*** Material to process
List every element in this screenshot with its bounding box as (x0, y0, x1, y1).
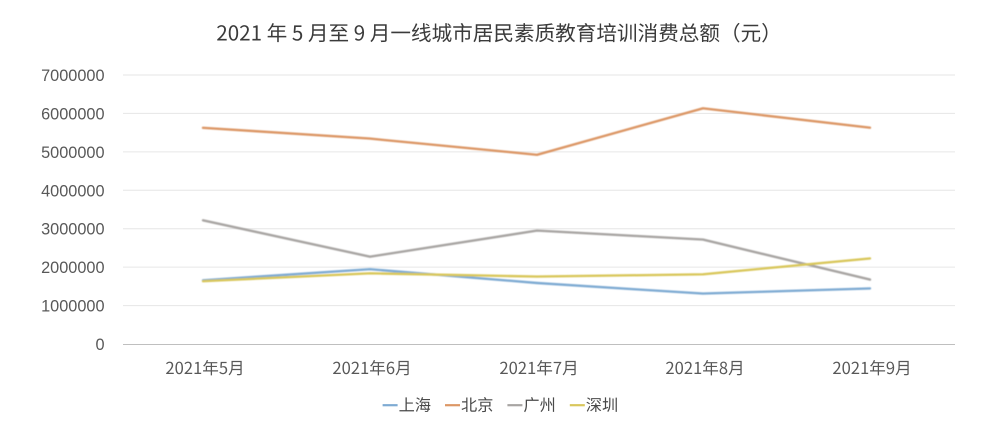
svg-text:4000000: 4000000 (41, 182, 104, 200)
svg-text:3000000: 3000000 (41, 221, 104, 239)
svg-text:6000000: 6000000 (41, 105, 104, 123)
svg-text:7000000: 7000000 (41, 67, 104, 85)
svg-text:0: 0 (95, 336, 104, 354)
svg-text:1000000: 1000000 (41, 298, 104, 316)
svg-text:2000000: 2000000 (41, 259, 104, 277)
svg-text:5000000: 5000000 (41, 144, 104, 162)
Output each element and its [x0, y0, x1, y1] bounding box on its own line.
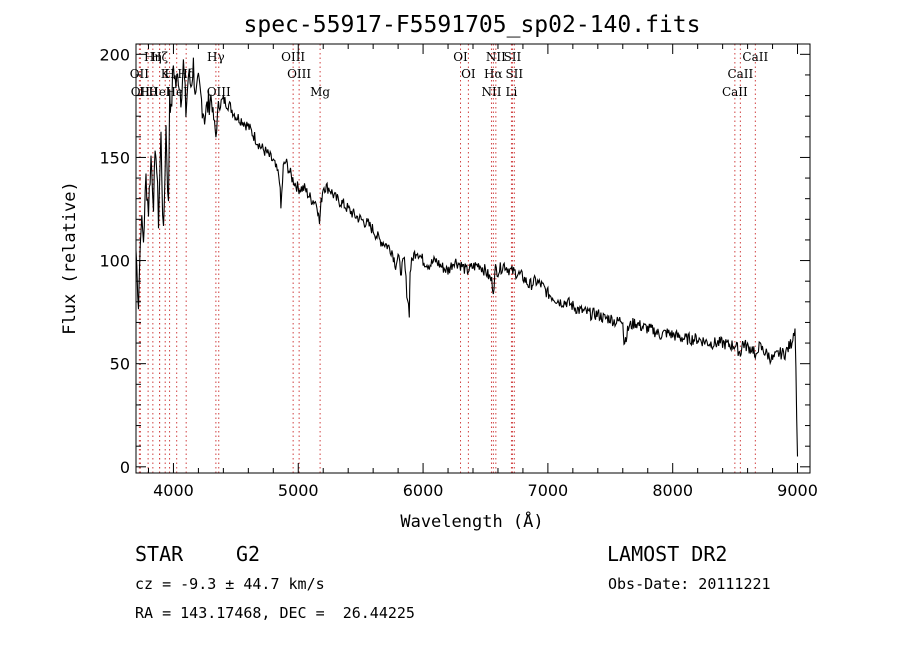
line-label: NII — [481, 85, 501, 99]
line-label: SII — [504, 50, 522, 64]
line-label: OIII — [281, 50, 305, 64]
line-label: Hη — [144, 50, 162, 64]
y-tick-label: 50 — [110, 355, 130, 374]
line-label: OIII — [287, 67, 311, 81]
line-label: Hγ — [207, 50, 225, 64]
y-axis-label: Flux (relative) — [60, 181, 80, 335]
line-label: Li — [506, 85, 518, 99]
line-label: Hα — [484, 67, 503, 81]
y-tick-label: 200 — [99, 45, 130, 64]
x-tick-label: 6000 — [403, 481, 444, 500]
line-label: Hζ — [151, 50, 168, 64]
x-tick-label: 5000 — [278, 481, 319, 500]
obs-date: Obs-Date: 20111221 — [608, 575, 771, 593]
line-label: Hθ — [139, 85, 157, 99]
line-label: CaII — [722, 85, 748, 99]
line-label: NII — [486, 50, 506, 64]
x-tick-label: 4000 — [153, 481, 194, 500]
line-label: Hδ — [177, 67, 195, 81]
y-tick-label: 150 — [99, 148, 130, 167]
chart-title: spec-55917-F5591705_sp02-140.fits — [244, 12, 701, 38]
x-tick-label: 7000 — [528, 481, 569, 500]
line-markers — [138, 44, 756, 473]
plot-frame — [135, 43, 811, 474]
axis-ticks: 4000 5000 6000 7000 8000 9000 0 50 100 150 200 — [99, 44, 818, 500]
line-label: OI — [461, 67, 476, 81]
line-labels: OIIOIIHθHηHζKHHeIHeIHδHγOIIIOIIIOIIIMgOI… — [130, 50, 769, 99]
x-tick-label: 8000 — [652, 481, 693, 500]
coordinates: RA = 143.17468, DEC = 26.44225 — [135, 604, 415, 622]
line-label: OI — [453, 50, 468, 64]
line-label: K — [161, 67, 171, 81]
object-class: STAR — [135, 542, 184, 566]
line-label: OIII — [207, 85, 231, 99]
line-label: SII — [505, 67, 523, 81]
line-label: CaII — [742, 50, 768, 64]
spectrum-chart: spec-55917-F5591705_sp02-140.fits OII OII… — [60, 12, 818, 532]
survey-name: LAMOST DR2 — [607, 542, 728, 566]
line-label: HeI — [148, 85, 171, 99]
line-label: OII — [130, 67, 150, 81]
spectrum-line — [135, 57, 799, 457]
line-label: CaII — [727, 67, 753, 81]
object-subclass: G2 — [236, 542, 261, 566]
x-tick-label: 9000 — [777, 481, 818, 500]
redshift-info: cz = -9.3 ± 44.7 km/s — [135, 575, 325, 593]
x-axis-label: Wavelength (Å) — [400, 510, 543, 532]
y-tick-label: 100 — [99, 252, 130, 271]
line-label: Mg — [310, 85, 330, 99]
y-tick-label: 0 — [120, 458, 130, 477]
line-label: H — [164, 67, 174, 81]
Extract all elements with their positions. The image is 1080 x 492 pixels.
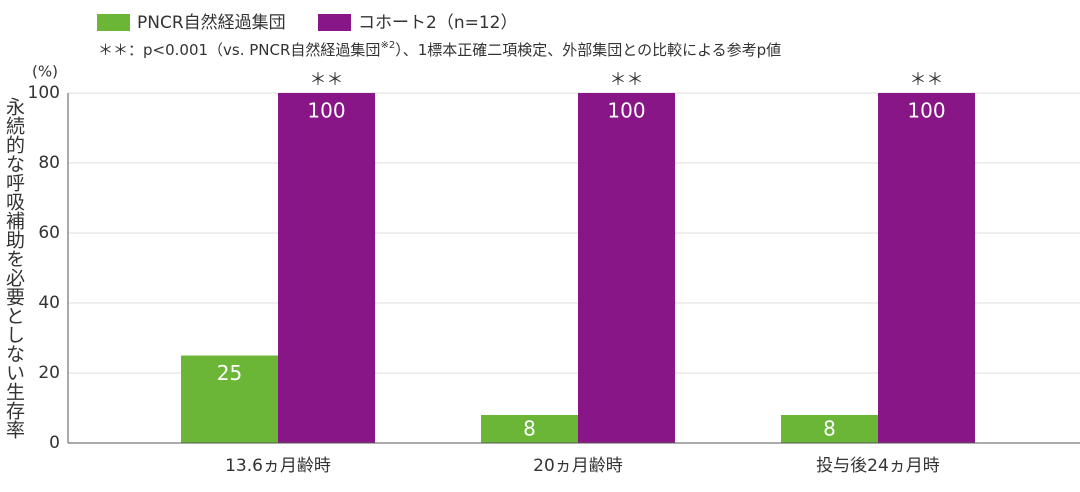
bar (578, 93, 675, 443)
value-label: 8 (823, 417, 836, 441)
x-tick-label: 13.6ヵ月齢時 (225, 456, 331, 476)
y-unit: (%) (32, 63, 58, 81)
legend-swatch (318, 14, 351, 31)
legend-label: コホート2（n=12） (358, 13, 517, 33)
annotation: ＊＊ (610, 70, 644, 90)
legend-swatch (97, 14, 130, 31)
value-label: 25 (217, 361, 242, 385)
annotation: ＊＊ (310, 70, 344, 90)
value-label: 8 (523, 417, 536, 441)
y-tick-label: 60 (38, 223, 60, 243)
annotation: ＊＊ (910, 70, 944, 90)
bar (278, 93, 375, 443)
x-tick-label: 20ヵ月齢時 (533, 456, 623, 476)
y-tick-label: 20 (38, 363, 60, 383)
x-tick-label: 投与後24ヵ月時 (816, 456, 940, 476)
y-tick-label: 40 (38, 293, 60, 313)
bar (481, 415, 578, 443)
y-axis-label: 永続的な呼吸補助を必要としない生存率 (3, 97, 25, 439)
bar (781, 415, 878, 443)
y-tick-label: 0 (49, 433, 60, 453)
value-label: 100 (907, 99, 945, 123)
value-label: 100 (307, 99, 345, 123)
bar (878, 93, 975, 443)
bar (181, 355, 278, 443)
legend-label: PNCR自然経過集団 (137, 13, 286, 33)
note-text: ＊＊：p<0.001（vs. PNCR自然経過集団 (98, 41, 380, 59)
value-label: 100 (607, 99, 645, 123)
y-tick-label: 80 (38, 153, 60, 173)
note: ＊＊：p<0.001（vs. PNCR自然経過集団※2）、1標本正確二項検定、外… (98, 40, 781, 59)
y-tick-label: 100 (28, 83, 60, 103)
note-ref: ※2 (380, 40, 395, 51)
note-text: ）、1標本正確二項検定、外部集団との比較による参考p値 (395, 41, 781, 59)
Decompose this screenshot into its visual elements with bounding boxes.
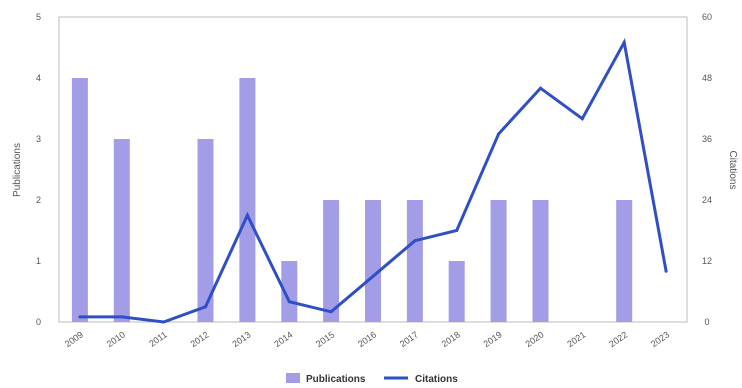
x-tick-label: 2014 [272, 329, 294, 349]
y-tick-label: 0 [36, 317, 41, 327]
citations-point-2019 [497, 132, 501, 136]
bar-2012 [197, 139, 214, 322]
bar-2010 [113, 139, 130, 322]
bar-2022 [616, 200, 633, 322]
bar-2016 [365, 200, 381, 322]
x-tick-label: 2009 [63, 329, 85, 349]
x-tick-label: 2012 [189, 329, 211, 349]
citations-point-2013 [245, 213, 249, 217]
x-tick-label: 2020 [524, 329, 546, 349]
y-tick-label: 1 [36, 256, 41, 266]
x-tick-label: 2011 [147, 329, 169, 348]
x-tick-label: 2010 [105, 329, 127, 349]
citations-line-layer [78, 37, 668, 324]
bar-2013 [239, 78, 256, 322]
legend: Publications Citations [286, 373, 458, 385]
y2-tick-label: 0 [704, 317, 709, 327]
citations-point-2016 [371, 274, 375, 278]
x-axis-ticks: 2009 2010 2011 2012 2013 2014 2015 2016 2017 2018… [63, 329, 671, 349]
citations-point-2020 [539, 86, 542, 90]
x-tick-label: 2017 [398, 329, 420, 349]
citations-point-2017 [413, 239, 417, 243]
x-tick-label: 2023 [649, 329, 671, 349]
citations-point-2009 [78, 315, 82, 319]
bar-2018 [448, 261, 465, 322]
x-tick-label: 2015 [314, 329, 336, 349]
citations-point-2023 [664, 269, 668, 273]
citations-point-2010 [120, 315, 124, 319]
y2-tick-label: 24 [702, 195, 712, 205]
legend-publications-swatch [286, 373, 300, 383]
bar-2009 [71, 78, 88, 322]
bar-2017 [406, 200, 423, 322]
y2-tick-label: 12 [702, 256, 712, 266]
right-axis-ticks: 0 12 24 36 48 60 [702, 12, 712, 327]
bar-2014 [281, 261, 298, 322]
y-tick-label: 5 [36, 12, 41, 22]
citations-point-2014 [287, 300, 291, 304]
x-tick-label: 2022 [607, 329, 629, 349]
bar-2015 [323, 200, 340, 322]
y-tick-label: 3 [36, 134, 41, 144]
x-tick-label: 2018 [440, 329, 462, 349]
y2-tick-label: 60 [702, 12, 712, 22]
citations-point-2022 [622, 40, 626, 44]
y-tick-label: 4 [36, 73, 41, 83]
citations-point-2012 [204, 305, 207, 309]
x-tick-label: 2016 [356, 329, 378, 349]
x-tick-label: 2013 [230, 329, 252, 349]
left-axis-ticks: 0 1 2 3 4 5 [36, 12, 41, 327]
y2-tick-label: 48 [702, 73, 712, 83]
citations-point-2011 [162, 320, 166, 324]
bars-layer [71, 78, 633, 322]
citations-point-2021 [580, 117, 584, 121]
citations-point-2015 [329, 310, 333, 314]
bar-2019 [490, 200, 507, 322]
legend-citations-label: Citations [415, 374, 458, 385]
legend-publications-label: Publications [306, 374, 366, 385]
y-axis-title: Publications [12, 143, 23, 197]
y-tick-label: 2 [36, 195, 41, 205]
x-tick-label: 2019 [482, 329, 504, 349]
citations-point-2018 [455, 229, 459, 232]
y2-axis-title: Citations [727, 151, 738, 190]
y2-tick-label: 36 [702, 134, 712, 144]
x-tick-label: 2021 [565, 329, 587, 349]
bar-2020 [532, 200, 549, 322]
******
» Work to be completed: Retype the lines of the records exactly, starting with the line that contains "line-label: NII — [481, 85, 501, 99]" and continuing through the line that contains "x-tick-label: 9000 — [777, 481, 818, 500]", including both of those lines.

» Answer to this exercise:
line-label: NII — [481, 85, 501, 99]
line-label: SII — [504, 50, 522, 64]
line-label: OIII — [281, 50, 305, 64]
line-label: Hη — [144, 50, 162, 64]
y-tick-label: 50 — [110, 355, 130, 374]
line-label: OIII — [287, 67, 311, 81]
line-label: Hγ — [207, 50, 225, 64]
y-axis-label: Flux (relative) — [60, 181, 80, 335]
line-label: Li — [506, 85, 518, 99]
line-label: Hα — [484, 67, 503, 81]
y-tick-label: 200 — [99, 45, 130, 64]
x-tick-label: 6000 — [403, 481, 444, 500]
line-label: Hζ — [151, 50, 168, 64]
x-tick-label: 5000 — [278, 481, 319, 500]
obs-date: Obs-Date: 20111221 — [608, 575, 771, 593]
line-label: Hθ — [139, 85, 157, 99]
line-label: CaII — [722, 85, 748, 99]
line-label: NII — [486, 50, 506, 64]
x-tick-label: 4000 — [153, 481, 194, 500]
line-label: Hδ — [177, 67, 195, 81]
y-tick-label: 150 — [99, 148, 130, 167]
chart-title: spec-55917-F5591705_sp02-140.fits — [244, 12, 701, 38]
x-tick-label: 7000 — [528, 481, 569, 500]
line-markers — [138, 44, 756, 473]
plot-frame — [135, 43, 811, 474]
axis-ticks: 4000 5000 6000 7000 8000 9000 0 50 100 150 200 — [99, 44, 818, 500]
line-label: OI — [461, 67, 476, 81]
line-labels: OIIOIIHθHηHζKHHeIHeIHδHγOIIIOIIIOIIIMgOI… — [130, 50, 769, 99]
x-tick-label: 8000 — [652, 481, 693, 500]
coordinates: RA = 143.17468, DEC = 26.44225 — [135, 604, 415, 622]
line-label: OI — [453, 50, 468, 64]
line-label: K — [161, 67, 171, 81]
object-class: STAR — [135, 542, 184, 566]
line-label: OIII — [207, 85, 231, 99]
line-label: SII — [505, 67, 523, 81]
line-label: CaII — [742, 50, 768, 64]
spectrum-chart: spec-55917-F5591705_sp02-140.fits OII OII… — [60, 12, 818, 532]
survey-name: LAMOST DR2 — [607, 542, 728, 566]
line-label: HeI — [148, 85, 171, 99]
line-label: OII — [130, 67, 150, 81]
spectrum-line — [135, 57, 799, 457]
line-label: CaII — [727, 67, 753, 81]
object-subclass: G2 — [236, 542, 261, 566]
x-tick-label: 9000 — [777, 481, 818, 500]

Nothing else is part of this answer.